Extracted data entries:
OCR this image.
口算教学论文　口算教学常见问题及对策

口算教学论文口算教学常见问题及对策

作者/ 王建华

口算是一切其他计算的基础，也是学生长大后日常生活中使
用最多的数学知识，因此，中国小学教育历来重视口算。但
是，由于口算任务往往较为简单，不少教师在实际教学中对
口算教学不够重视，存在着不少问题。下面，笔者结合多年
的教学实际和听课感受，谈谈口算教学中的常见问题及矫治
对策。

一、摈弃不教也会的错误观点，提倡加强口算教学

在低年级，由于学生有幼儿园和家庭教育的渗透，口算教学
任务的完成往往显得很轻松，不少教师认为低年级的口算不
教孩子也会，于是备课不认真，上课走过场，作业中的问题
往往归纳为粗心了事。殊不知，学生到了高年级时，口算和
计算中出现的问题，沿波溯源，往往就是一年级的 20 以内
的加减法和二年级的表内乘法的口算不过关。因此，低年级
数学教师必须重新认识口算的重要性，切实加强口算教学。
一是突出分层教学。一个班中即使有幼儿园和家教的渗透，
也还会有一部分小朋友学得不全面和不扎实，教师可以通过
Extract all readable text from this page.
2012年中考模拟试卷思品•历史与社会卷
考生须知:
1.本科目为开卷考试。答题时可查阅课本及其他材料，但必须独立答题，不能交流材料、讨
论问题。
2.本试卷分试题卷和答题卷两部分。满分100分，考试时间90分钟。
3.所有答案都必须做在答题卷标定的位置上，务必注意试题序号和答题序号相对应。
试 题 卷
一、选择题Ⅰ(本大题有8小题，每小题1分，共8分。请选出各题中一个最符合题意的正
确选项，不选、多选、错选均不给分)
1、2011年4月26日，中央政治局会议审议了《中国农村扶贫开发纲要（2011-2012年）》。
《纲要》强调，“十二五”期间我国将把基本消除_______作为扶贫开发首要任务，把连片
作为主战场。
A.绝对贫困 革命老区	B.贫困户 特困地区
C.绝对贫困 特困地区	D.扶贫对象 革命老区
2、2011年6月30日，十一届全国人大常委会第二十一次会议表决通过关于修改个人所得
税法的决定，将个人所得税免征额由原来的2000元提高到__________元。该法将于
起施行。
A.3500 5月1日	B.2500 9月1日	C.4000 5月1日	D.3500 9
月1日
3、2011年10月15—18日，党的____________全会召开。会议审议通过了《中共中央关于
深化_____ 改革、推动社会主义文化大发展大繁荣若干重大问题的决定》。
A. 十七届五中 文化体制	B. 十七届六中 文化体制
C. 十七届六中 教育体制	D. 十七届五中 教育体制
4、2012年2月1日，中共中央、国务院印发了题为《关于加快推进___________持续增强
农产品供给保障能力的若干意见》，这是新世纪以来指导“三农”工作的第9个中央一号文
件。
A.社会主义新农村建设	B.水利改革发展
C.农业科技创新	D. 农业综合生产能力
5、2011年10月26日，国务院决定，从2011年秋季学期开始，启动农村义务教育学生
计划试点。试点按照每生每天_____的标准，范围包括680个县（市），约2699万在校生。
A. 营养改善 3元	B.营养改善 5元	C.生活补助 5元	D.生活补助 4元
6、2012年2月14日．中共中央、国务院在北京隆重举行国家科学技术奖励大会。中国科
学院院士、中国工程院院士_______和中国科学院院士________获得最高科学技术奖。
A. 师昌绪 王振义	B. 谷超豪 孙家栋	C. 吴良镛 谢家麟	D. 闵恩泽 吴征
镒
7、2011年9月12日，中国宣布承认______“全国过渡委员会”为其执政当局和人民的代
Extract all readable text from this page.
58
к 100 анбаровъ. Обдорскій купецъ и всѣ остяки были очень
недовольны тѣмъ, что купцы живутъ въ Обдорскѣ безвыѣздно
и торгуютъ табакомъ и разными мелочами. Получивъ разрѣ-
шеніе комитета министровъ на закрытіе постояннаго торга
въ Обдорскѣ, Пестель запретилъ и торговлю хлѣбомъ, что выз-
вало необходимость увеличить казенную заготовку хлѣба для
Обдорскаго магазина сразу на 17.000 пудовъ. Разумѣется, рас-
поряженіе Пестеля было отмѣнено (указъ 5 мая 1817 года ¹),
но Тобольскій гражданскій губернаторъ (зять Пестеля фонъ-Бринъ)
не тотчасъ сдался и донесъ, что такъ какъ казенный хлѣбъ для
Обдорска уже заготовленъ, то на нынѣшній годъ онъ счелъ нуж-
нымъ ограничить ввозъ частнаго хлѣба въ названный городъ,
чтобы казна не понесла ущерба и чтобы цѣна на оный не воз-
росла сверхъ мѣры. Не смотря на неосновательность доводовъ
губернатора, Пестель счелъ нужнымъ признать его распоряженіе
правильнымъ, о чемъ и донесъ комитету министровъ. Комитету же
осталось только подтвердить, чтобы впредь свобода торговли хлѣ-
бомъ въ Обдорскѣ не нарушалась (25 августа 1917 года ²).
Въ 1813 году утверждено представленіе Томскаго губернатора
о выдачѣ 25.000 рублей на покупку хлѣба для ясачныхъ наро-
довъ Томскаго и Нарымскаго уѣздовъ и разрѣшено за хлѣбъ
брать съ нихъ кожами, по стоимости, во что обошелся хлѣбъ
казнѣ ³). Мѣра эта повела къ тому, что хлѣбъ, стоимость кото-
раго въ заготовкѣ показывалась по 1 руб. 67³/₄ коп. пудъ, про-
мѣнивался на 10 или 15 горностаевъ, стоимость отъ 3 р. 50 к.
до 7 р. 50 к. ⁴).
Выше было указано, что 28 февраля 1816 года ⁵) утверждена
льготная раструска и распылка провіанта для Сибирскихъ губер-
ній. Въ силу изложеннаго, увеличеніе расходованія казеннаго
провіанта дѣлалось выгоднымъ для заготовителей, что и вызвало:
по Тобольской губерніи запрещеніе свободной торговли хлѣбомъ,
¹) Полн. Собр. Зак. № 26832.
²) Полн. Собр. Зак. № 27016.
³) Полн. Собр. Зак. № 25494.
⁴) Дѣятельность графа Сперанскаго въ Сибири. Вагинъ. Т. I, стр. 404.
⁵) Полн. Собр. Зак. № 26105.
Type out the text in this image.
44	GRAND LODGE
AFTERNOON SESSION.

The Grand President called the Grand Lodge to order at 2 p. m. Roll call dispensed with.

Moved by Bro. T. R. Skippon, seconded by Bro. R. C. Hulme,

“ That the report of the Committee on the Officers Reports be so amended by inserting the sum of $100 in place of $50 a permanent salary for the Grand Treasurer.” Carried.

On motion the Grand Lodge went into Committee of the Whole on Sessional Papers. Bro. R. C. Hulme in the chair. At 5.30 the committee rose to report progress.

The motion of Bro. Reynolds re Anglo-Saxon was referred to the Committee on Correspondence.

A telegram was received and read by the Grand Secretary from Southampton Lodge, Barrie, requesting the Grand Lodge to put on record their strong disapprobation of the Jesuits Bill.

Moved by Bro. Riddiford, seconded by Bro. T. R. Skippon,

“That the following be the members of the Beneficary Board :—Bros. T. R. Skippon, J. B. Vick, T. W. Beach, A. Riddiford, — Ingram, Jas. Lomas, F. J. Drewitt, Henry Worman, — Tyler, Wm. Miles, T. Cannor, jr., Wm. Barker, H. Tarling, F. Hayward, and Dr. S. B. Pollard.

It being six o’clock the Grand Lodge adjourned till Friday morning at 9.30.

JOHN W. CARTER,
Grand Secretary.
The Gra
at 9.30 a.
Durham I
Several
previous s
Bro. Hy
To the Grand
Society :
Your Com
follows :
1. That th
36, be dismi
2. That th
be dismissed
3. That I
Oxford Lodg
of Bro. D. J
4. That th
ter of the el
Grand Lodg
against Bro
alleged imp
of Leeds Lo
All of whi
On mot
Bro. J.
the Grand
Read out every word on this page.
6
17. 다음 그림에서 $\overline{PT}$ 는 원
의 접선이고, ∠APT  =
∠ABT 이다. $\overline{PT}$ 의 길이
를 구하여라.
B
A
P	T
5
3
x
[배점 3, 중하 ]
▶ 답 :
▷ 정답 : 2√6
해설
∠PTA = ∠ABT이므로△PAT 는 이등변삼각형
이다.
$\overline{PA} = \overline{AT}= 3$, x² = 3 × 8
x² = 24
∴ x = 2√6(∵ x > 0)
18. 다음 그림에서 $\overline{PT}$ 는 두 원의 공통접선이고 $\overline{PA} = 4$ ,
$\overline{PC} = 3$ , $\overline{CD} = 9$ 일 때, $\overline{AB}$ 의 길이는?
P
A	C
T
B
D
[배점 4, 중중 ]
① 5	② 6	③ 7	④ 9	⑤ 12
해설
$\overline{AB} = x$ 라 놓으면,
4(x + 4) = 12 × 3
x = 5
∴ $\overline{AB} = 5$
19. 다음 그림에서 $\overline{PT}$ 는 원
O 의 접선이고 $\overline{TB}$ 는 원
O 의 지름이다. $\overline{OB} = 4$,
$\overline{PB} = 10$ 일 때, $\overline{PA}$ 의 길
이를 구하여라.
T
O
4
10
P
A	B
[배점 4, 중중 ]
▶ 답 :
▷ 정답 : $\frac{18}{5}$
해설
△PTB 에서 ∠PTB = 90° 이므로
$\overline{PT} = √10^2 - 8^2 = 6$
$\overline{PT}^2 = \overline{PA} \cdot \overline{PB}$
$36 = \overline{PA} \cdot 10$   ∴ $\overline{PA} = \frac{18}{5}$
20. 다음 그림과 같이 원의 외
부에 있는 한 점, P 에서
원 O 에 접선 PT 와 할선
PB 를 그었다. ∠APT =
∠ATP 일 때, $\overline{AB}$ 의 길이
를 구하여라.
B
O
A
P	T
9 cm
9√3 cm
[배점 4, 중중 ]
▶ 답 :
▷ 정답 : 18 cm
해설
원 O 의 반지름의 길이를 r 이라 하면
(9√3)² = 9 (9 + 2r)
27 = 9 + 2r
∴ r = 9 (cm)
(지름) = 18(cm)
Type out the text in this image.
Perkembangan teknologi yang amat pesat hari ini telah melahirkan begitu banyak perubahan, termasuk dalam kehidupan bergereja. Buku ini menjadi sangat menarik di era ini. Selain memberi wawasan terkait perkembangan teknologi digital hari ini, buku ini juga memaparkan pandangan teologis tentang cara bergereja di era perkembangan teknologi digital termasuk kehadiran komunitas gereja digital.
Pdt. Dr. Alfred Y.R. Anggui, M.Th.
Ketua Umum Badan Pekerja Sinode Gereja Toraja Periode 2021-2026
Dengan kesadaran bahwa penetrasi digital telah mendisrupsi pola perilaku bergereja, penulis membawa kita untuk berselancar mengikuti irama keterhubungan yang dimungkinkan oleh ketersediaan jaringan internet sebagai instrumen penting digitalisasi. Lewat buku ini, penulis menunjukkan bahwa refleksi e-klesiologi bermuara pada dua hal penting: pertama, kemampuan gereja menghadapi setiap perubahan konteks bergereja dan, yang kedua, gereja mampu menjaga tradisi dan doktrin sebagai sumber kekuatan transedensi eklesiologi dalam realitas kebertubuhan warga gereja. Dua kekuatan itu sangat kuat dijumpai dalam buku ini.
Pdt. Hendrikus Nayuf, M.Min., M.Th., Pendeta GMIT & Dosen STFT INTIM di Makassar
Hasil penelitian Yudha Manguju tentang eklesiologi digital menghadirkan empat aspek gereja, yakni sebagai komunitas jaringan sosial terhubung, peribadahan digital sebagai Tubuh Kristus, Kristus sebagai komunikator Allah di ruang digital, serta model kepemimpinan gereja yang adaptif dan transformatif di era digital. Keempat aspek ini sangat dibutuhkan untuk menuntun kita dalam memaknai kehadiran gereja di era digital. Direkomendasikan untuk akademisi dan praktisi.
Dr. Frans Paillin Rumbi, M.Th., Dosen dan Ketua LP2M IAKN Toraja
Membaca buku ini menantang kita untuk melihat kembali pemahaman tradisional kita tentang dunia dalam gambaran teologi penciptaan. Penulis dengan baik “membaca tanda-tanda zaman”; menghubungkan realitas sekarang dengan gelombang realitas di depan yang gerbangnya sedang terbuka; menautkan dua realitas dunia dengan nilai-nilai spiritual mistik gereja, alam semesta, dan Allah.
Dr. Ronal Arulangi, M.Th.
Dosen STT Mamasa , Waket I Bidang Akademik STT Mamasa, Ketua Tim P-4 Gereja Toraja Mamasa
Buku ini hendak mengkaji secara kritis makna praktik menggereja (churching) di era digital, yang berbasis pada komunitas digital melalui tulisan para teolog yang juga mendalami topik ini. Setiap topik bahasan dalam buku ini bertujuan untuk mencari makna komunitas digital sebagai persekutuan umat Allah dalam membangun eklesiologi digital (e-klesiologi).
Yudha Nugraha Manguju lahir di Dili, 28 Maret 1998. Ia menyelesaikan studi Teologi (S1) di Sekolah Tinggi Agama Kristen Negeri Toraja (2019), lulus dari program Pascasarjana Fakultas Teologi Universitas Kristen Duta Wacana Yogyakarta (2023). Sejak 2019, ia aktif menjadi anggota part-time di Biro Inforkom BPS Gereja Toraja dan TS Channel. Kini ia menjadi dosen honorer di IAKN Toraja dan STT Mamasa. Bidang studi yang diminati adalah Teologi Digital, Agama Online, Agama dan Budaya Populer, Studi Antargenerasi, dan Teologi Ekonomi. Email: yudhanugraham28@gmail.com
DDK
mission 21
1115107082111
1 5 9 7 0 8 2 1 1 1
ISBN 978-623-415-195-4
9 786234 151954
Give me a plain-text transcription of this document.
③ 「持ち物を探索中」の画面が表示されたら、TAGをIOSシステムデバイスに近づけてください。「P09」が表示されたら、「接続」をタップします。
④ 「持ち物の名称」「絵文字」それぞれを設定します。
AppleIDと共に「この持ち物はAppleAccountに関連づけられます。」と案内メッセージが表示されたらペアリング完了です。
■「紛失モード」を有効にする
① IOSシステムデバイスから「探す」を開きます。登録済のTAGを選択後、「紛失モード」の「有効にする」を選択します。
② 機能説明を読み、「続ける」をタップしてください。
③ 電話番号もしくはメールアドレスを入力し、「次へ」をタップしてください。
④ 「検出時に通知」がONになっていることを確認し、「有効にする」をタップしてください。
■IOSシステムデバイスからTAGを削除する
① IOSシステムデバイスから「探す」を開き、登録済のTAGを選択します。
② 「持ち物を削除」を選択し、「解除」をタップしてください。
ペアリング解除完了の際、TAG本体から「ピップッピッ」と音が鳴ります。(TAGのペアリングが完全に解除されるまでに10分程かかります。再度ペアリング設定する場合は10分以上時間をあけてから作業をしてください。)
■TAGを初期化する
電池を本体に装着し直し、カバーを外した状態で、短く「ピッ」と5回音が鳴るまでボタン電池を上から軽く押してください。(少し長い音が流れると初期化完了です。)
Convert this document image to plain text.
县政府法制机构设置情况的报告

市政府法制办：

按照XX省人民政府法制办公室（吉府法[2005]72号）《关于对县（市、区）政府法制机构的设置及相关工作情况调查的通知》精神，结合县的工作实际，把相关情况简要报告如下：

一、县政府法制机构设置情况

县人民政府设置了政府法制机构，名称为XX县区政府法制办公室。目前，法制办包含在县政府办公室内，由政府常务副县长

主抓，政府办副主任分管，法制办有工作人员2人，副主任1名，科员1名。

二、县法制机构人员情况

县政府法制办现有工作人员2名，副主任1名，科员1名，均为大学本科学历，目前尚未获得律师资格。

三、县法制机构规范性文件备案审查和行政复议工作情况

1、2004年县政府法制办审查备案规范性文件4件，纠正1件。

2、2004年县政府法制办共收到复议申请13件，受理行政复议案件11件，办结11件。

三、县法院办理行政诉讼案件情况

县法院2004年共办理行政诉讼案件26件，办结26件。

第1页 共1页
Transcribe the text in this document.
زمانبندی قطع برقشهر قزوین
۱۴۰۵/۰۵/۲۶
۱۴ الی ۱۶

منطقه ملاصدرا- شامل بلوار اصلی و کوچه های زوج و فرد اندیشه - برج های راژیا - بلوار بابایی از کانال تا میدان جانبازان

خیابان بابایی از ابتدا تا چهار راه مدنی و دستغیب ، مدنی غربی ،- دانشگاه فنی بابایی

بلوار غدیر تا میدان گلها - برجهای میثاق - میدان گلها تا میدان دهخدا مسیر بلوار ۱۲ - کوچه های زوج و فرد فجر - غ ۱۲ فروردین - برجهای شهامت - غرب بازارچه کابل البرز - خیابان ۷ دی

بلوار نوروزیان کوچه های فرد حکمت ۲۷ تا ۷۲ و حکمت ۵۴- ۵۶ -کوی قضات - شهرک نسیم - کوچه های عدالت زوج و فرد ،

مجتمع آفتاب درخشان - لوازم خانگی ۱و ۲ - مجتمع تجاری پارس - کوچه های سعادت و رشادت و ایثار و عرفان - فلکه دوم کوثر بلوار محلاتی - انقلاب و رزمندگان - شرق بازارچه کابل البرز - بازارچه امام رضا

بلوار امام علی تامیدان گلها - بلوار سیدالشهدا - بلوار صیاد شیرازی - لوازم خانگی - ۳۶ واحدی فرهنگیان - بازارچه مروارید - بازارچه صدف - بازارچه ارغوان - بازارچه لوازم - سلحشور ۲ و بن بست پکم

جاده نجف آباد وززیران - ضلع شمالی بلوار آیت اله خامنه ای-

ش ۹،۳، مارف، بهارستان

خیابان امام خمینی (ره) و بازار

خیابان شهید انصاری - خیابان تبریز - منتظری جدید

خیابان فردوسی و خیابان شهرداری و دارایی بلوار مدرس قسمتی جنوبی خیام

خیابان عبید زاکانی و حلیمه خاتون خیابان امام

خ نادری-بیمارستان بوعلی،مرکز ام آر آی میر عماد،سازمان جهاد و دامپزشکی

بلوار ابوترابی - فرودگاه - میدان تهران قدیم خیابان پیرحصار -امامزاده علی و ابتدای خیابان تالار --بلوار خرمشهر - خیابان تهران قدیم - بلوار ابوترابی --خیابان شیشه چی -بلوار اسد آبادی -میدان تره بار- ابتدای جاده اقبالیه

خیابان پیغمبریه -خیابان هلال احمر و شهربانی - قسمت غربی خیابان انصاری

What to produce:
Search the records for the word "document" and copy every line where it occurs.

Expected answer:
Give me a plain-text transcription of this document.
Convert this document image to plain text.
Transcribe the text in this document.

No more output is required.